- What to do: Copy each line below that includes "prefix".

- Data for this exercise:
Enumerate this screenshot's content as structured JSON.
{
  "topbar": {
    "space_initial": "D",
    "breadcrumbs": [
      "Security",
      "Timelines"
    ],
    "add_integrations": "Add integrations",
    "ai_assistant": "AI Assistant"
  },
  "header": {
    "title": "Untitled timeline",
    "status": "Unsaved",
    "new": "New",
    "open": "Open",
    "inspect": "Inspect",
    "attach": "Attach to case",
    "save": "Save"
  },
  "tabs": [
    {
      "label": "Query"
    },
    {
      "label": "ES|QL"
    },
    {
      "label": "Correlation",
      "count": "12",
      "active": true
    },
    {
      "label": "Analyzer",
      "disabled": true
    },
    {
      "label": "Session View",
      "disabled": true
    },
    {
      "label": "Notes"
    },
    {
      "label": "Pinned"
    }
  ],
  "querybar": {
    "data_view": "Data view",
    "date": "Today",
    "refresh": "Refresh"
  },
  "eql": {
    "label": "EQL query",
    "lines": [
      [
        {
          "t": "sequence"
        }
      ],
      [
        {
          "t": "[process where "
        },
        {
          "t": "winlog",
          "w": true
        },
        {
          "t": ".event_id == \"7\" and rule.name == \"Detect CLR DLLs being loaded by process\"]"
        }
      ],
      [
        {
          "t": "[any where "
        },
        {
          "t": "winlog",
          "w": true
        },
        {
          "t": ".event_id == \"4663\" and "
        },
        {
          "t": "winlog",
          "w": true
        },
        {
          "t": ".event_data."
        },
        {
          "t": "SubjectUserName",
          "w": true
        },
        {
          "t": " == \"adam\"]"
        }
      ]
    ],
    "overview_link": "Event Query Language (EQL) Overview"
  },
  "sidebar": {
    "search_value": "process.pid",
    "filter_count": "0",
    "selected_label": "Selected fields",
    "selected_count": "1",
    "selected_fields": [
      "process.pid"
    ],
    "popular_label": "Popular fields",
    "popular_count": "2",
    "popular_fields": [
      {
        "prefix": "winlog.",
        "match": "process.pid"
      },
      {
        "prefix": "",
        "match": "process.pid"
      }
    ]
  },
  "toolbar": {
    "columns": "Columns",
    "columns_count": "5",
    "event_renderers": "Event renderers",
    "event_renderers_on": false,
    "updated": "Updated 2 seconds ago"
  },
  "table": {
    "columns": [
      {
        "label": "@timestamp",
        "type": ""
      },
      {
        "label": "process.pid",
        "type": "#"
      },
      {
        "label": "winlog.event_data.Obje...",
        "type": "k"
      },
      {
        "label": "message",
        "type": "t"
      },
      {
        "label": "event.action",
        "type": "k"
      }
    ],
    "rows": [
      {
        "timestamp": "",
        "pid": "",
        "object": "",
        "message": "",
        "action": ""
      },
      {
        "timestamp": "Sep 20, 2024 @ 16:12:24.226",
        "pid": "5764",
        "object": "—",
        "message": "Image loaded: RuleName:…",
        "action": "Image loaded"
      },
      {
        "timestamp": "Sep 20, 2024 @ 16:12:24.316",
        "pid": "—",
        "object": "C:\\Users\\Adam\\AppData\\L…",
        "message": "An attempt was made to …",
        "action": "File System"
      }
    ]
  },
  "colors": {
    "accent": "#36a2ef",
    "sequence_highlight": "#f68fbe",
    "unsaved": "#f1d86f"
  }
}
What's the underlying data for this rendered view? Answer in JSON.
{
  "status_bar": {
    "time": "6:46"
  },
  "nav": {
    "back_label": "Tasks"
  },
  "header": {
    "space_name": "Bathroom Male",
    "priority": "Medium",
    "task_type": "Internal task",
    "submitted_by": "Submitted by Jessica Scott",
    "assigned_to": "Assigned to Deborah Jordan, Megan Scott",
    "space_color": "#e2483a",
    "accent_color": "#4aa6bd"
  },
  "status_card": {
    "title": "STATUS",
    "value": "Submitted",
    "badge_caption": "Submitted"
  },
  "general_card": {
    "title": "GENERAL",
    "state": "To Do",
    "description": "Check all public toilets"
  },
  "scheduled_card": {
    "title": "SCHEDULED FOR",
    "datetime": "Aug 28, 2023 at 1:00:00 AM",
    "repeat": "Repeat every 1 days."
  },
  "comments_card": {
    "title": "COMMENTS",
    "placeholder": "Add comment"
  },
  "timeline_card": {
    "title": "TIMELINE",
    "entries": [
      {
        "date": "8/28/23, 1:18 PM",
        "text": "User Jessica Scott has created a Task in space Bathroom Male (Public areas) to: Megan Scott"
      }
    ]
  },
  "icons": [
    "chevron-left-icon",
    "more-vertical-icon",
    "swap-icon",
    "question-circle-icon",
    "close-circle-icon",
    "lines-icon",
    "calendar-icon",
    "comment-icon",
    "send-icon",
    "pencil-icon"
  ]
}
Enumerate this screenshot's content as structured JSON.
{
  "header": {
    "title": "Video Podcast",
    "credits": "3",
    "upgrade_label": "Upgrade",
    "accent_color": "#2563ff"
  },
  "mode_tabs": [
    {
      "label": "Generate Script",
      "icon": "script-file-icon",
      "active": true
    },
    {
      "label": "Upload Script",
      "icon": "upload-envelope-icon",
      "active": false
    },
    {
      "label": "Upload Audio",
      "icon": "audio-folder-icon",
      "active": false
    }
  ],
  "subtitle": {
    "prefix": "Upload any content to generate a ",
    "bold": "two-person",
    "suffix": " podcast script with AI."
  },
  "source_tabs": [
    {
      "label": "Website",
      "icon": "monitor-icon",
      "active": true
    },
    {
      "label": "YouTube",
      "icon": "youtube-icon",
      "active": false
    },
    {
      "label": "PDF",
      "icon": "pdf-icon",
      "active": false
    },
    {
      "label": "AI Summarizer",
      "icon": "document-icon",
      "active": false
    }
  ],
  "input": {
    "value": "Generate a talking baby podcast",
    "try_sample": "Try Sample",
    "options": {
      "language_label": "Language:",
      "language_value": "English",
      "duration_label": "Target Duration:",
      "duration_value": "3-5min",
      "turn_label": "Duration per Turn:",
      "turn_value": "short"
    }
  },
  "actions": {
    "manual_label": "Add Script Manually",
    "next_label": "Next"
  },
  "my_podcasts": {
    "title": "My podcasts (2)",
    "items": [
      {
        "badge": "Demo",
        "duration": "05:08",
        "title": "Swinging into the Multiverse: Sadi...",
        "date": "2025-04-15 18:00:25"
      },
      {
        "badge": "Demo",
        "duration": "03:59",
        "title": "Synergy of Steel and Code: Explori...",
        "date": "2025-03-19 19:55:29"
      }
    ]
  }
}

- Task result:
        "prefix": "winlog.",
        "prefix": "",
    "prefix": "Upload any content to generate a ",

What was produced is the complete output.